▶ [Document source]
------------------------
11 février 2007

BlogTrotter:L'Europe

Mardi 6 février 2007
 
Concurrence, dérégulation...
Europe : La machine folle
#reaction
Faire sauter les barrières entre Etats, favoriser la circulation des biens et des personnes... Comment l'idéal de Jean Monnet et des pères de l'Europe est-il
devenu un dogme ? Cette religion du marché célèbre les bienfaits de la concurrence à tout prix. A La Poste, dans l'énergie ou les jeux, gare aux eurocrates,
ces nouveaux inquisiteurs qui traquent aides publiques et monopoles
 
Mais, enfin, jusqu'où voulez-vous aller? Quand la Commission européenne va-t-elle s'arrêter?» Ce jour-là, le placide Jean-François Cirelli, patron de Gaz
de France, a bien du mal à garder son sang-froid face au Letton Andris Piebalgs, le libéral commissaire à l'Energie. Dans les couloirs du Berlaymont, le
siège de la Commission à Bruxelles, les eurocrates ont concocté une nouvelle directive qui signe peu ou prou... l'arrêt de mort de son entreprise. Il s'agit
tout simplement de la découper en deux. GDF perdrait la propriété des infrastructures, les tuyaux qui passent dans les rues et desservent les immeubles.
On la priverait de l'essentiel de sa richesse, la condamnant à devenir un simple revendeur de gaz... Tout cela au nom de la sacro-sainte ouverture du marché
à la concurrence. Cirelli est inquiet. Le Letton Piebalgs lui n'est pas gêné : «Nous ne reviendrons jamais en arrière. Le mouvement est irréversible. Quant
à savoir où on va, c'est à vous de me le dire»....
------------------------
▶ [Données fournies]
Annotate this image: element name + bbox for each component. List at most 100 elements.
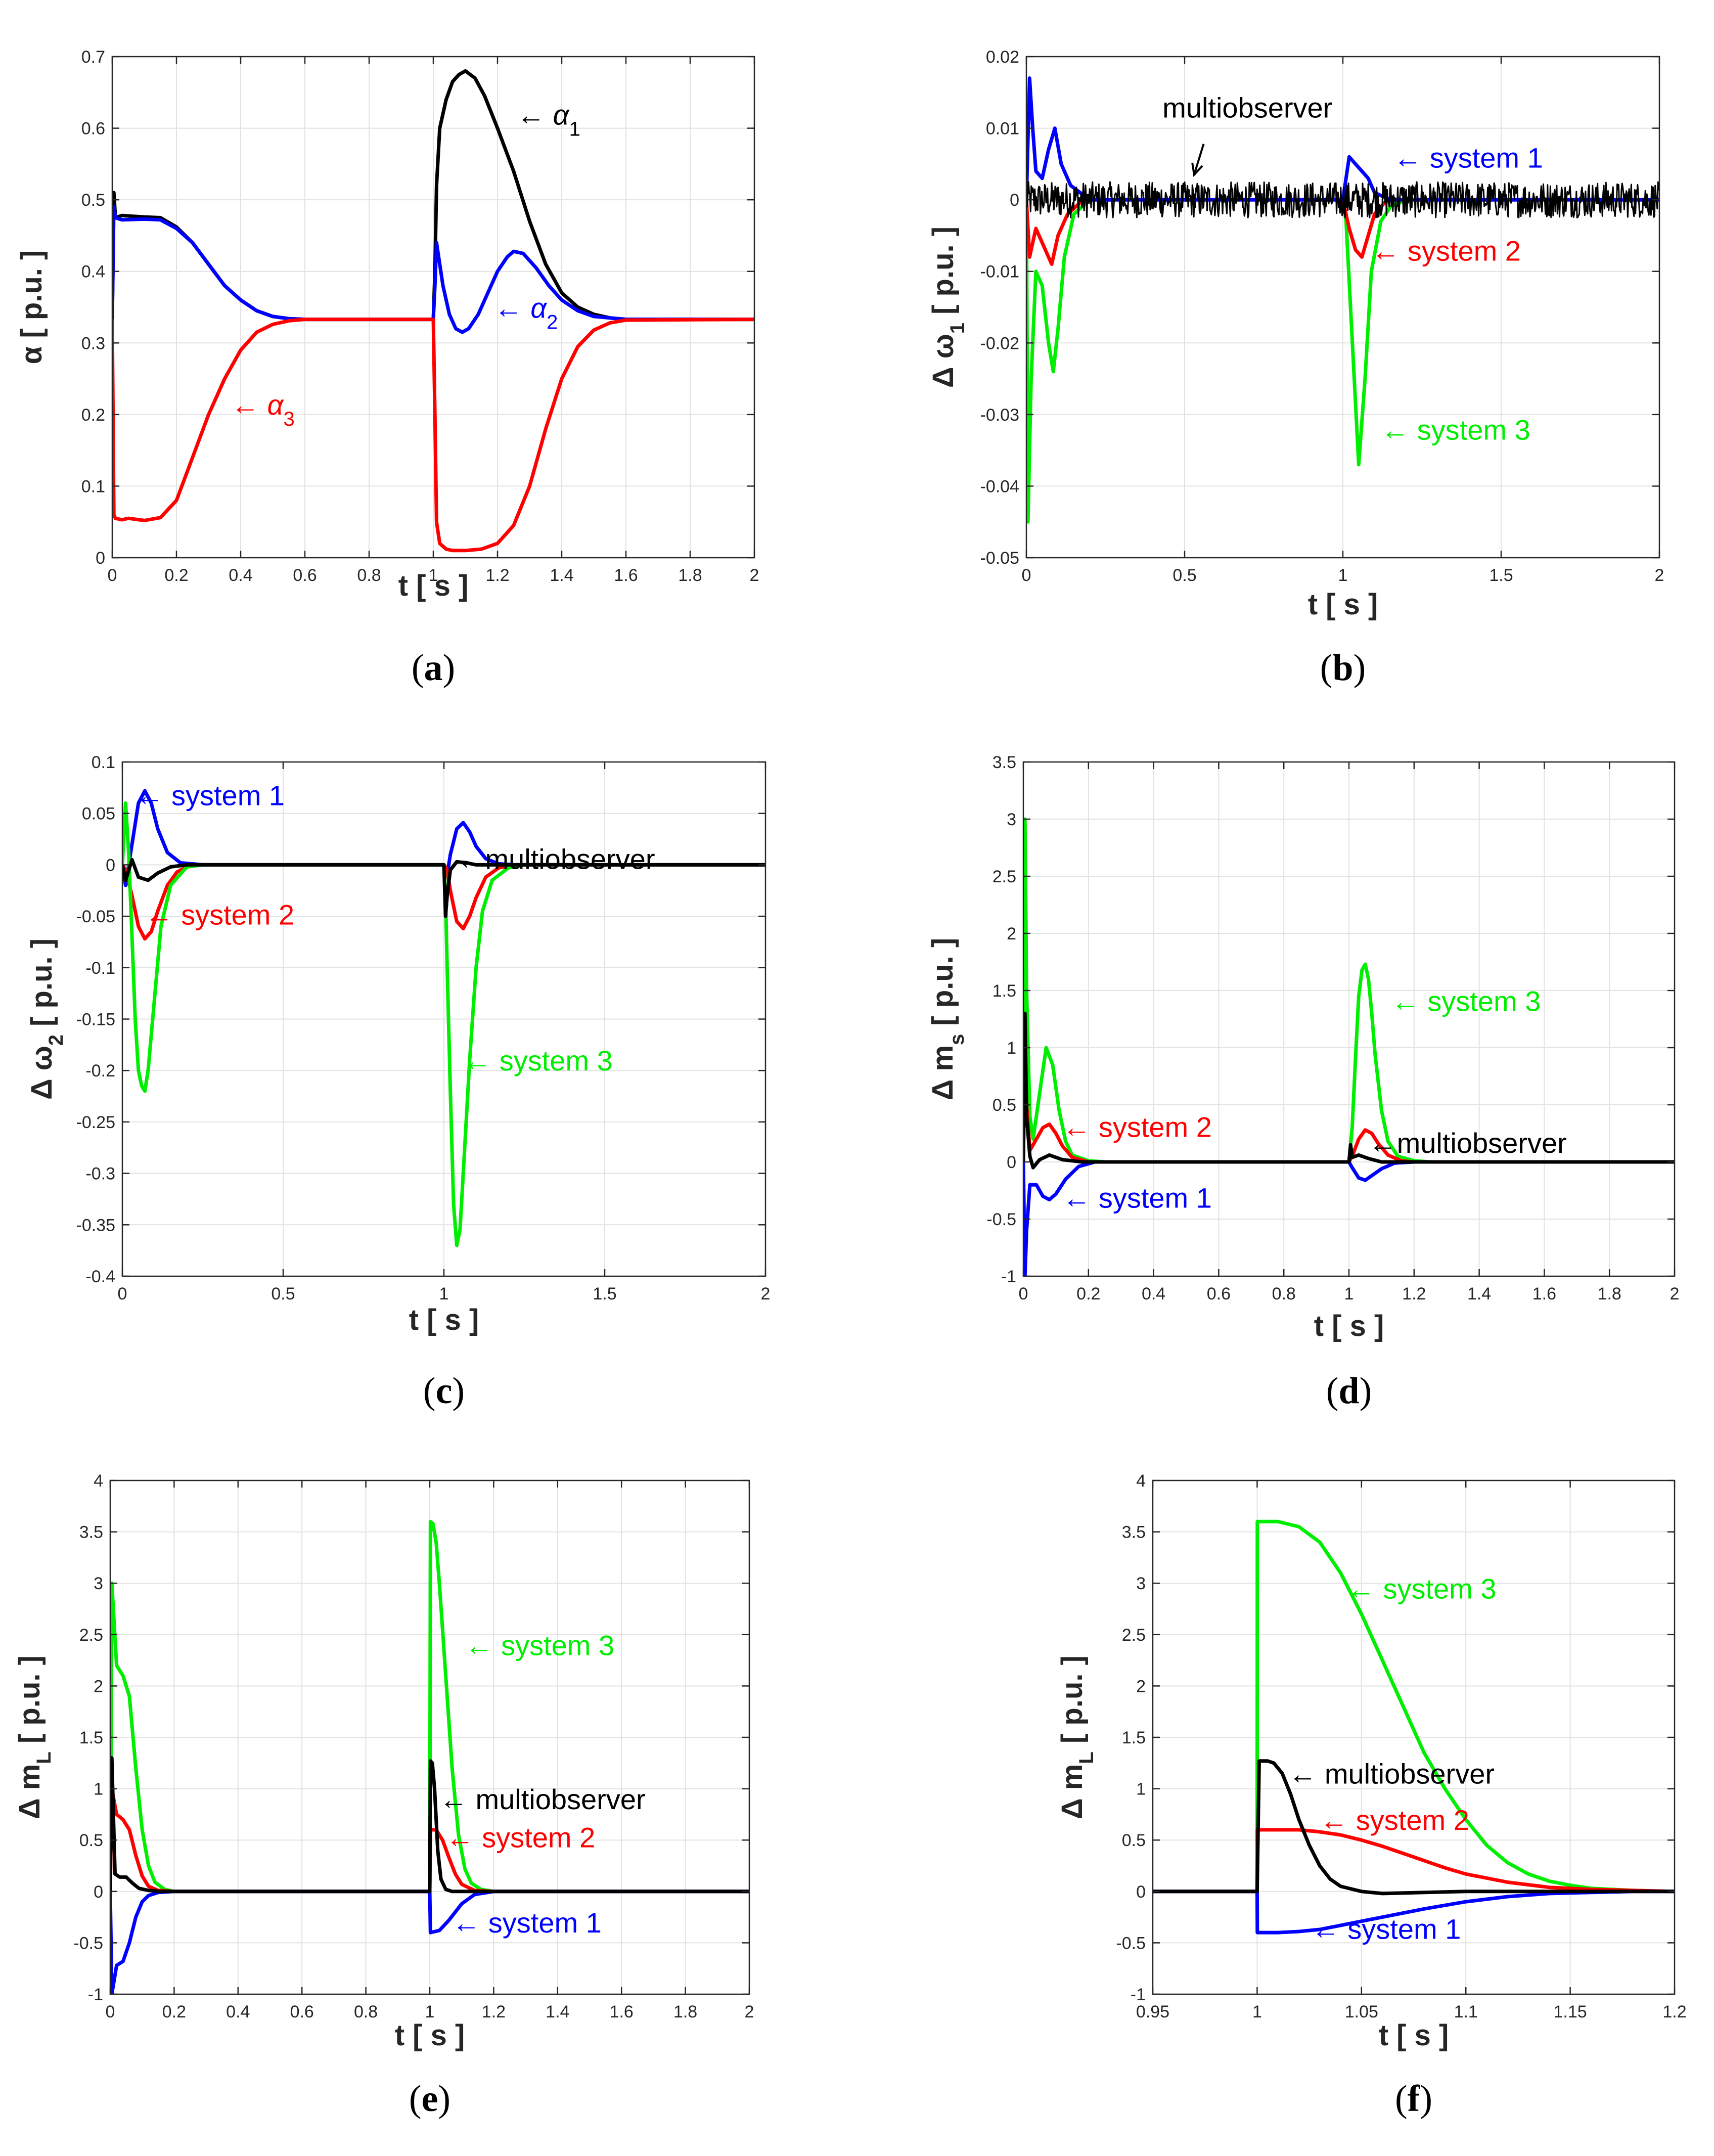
------------------------
Extrayez mot pour mot le passage de l'article sur la concurrence en Europe compris entre « Mais, enfin, jusqu'où » et « desservent les immeubles. », bornes incluses.

▶ [Réponse]
Mais, enfin, jusqu'où voulez-vous aller? Quand la Commission européenne va-t-elle s'arrêter?» Ce jour-là, le placide Jean-François Cirelli, patron de Gaz
de France, a bien du mal à garder son sang-froid face au Letton Andris Piebalgs, le libéral commissaire à l'Energie. Dans les couloirs du Berlaymont, le
siège de la Commission à Bruxelles, les eurocrates ont concocté une nouvelle directive qui signe peu ou prou... l'arrêt de mort de son entreprise. Il s'agit
tout simplement de la découper en deux. GDF perdrait la propriété des infrastructures, les tuyaux qui passent dans les rues et desservent les immeubles.